Scan the lines below for the word "passengers". Copy each line you find it in.

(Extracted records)
□ □ □
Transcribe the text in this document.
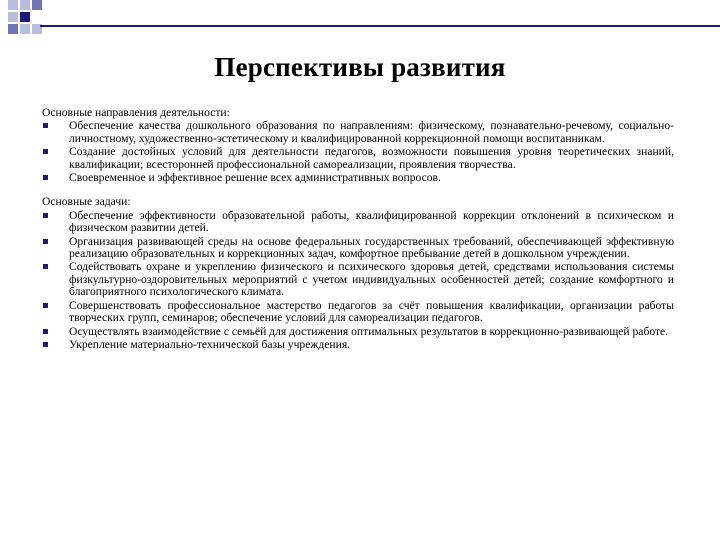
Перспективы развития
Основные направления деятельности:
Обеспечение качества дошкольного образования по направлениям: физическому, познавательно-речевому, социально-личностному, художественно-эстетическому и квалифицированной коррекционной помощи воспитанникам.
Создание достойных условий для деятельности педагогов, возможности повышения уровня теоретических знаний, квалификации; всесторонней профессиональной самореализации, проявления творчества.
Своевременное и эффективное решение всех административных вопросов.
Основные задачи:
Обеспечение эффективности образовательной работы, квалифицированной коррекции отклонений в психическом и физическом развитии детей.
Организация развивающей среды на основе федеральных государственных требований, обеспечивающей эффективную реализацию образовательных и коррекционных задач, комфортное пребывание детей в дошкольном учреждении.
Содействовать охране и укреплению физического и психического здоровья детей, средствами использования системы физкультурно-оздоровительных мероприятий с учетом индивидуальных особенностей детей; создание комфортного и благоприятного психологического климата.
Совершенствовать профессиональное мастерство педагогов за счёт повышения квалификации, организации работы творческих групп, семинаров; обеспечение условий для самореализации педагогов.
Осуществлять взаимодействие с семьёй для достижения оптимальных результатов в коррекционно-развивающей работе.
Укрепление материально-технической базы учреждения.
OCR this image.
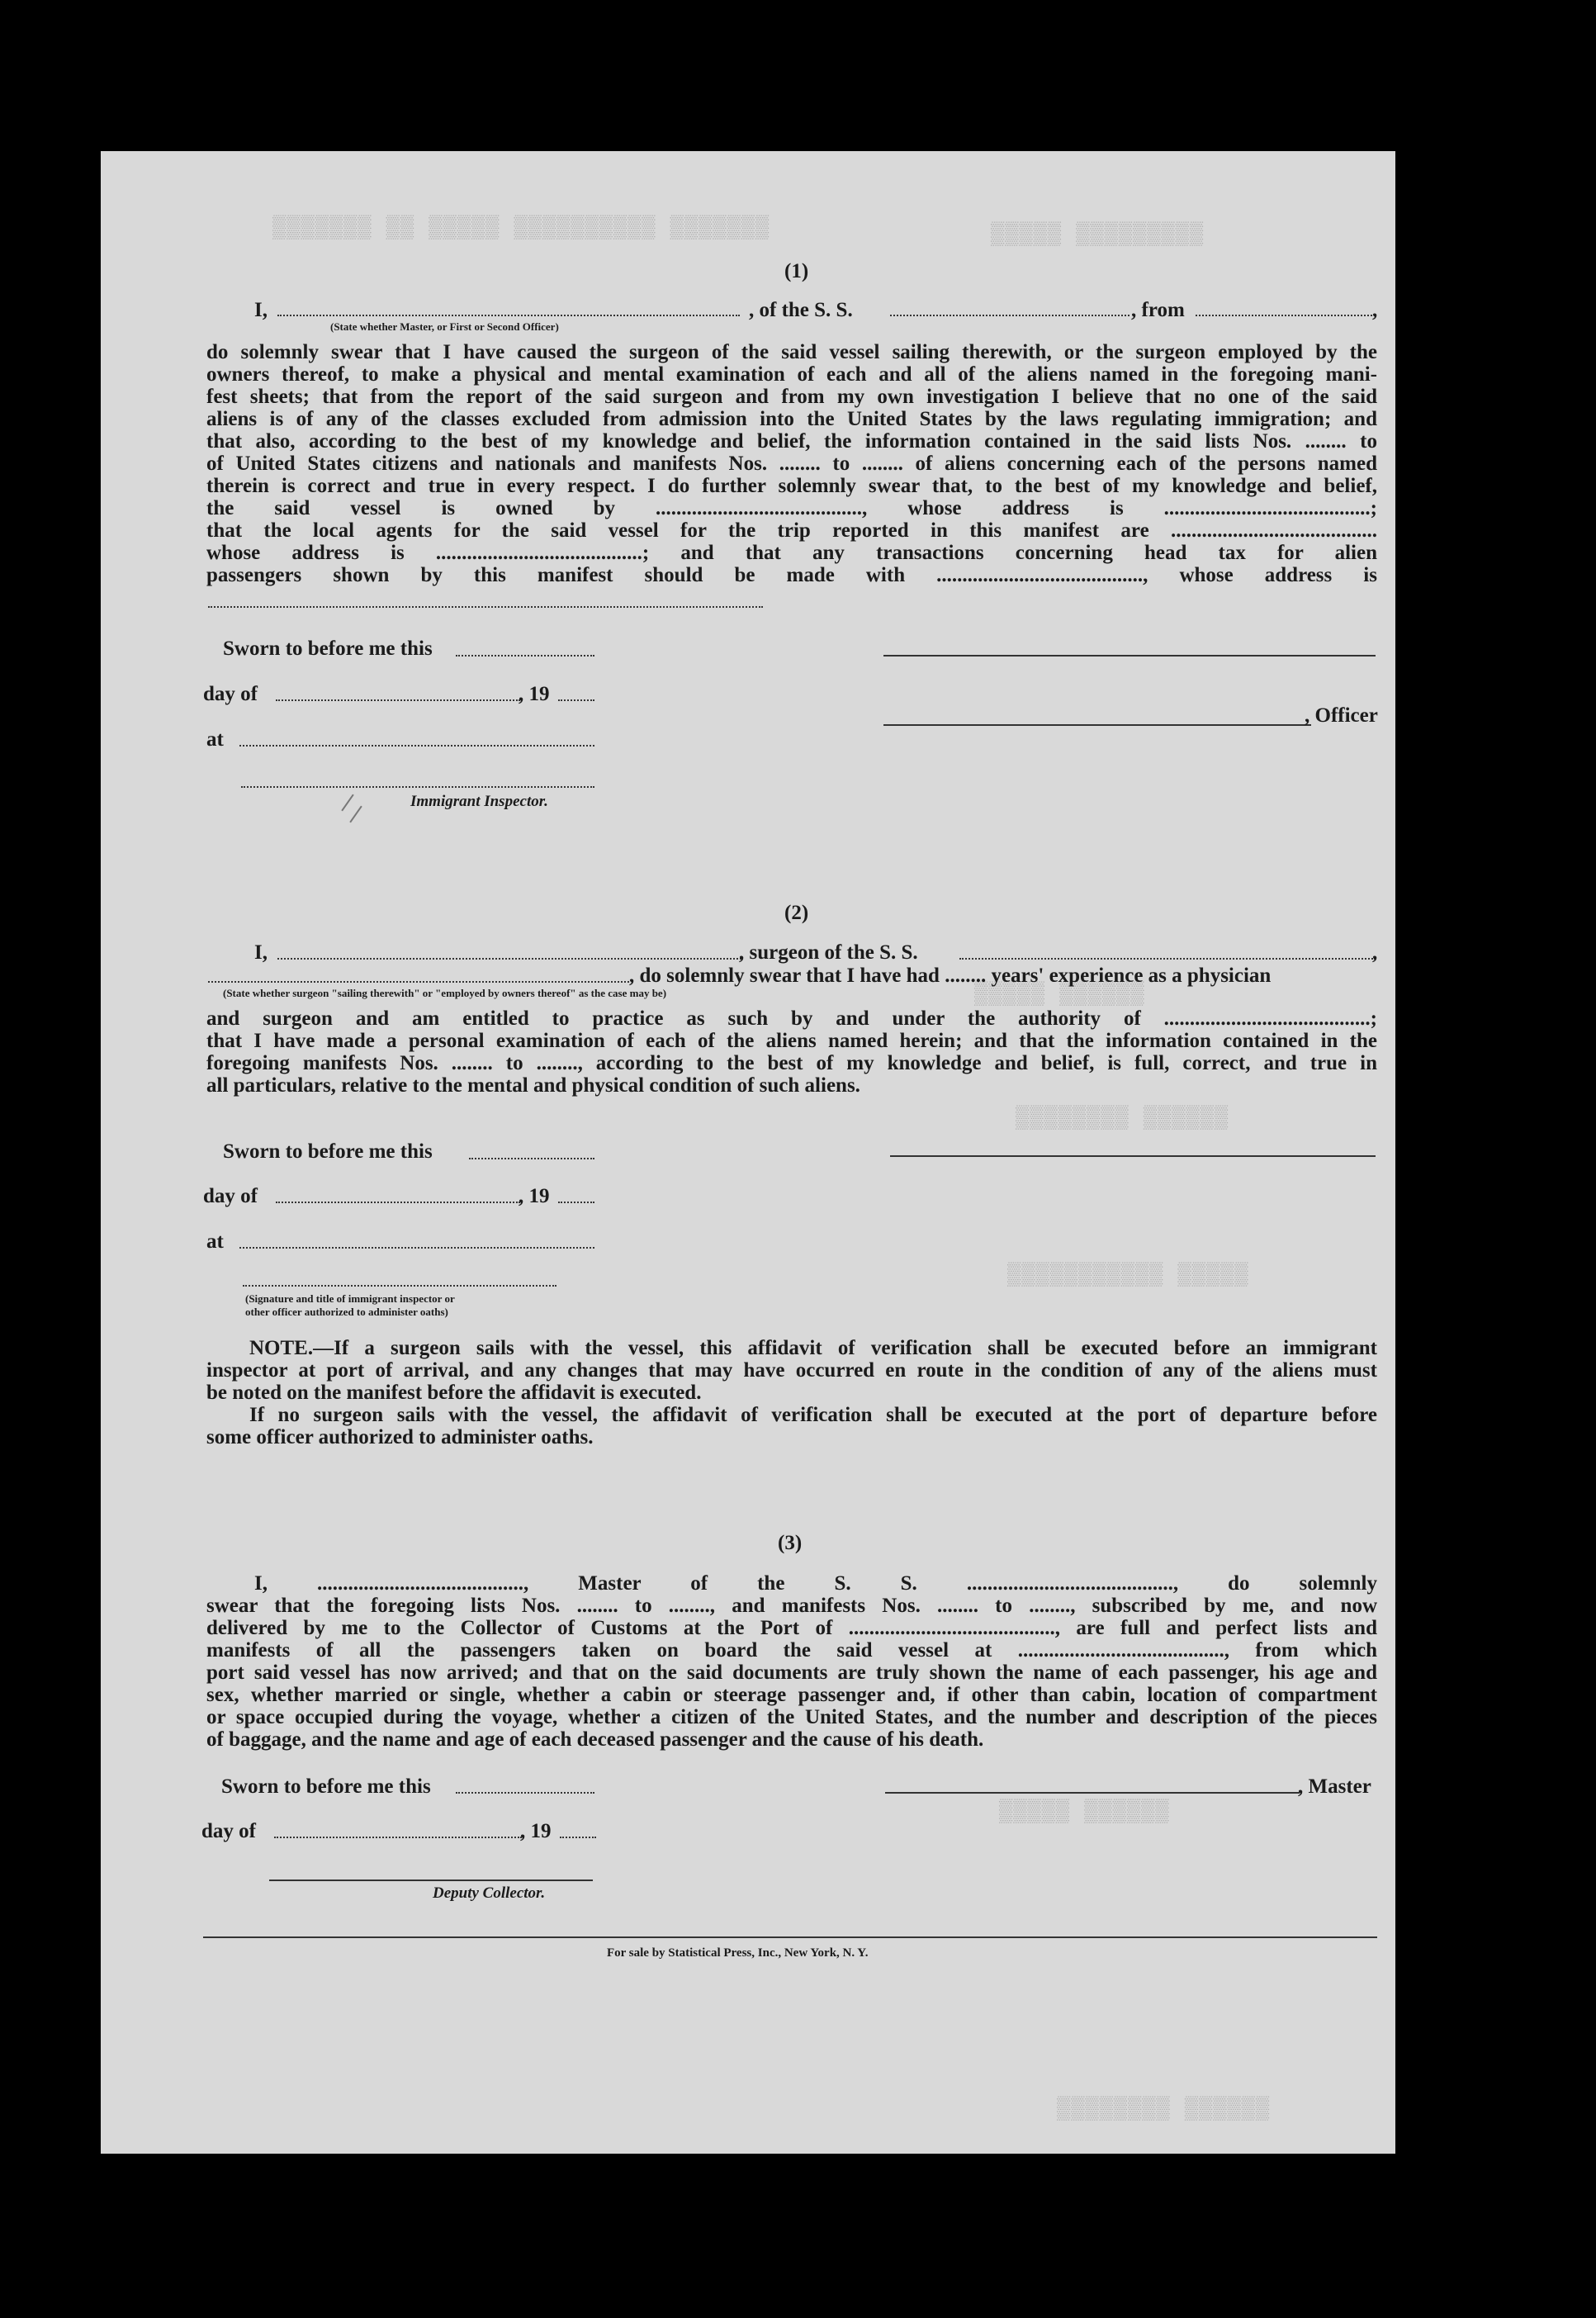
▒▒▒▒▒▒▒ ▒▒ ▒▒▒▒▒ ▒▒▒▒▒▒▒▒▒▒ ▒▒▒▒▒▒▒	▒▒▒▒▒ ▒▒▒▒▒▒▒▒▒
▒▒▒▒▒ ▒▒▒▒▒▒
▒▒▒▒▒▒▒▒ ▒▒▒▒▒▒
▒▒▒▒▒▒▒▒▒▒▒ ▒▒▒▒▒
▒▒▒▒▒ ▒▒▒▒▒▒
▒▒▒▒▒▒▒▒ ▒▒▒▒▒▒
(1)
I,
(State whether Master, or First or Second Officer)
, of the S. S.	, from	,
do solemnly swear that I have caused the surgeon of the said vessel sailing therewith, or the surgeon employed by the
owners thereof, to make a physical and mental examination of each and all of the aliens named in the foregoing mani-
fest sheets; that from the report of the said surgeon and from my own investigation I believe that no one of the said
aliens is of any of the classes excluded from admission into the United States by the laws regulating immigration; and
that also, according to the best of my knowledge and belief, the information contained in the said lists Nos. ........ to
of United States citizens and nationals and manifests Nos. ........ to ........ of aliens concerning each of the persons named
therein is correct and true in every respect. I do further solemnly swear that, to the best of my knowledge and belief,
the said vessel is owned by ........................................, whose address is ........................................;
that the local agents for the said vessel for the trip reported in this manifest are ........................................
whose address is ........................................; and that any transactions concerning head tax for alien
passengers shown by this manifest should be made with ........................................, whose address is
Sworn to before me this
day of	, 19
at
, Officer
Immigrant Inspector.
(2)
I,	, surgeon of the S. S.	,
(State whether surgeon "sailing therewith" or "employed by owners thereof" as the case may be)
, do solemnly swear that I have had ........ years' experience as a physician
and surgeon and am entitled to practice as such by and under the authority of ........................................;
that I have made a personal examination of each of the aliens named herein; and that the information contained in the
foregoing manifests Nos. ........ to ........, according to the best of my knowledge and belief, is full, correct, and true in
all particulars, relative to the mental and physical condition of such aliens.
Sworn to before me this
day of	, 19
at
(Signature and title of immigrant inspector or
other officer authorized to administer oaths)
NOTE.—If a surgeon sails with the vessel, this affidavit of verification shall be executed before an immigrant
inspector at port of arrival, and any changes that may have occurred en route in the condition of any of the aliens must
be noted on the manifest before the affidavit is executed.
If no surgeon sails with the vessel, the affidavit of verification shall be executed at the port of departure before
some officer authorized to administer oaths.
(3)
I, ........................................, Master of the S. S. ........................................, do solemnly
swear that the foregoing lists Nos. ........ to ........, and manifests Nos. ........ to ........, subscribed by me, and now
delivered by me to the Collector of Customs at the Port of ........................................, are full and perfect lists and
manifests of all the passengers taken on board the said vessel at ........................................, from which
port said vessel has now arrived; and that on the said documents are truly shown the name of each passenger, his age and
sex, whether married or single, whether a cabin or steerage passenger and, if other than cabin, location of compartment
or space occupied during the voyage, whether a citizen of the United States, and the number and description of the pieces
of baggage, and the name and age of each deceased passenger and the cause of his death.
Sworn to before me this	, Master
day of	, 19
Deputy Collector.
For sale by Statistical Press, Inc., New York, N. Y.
□ □ □
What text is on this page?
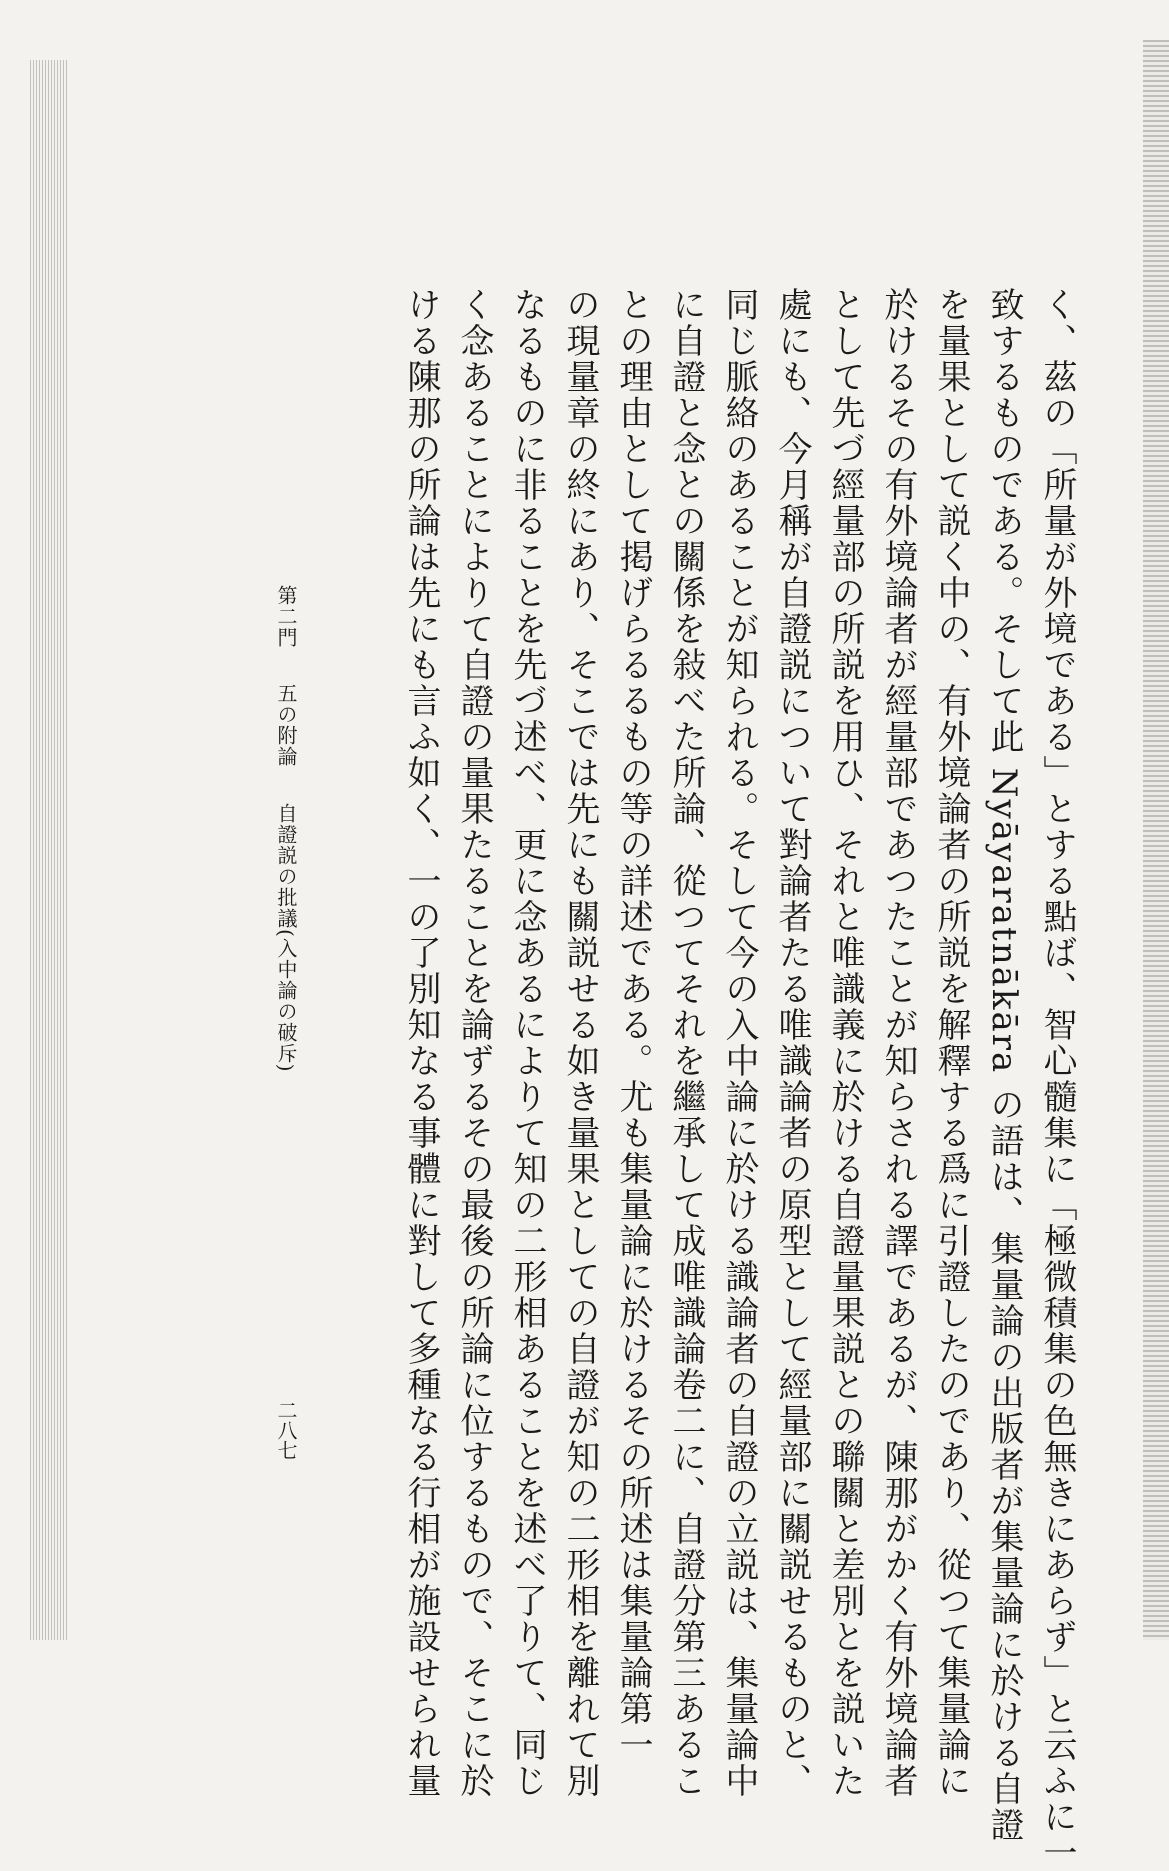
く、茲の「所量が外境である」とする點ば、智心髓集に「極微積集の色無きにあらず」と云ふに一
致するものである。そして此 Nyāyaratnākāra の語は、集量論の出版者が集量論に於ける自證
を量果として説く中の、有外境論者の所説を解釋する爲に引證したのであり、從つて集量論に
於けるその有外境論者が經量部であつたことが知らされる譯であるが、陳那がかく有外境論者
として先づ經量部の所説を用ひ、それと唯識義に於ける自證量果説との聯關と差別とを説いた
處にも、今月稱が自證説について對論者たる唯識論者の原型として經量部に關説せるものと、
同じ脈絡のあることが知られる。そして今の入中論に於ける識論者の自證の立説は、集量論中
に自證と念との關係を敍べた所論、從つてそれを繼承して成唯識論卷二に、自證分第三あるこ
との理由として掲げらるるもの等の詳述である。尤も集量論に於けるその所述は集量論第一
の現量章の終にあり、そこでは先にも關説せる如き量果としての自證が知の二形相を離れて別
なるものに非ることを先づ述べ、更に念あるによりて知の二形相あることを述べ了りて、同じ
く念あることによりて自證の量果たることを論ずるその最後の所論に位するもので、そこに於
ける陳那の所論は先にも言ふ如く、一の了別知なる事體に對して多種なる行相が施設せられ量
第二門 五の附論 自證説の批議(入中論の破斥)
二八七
□ □ □
== RESULT FOR THIS EXERCISE ==
passengers shown by this manifest should be made with ........................................, whose address is
manifests of all the passengers taken on board the said vessel at ........................................, from which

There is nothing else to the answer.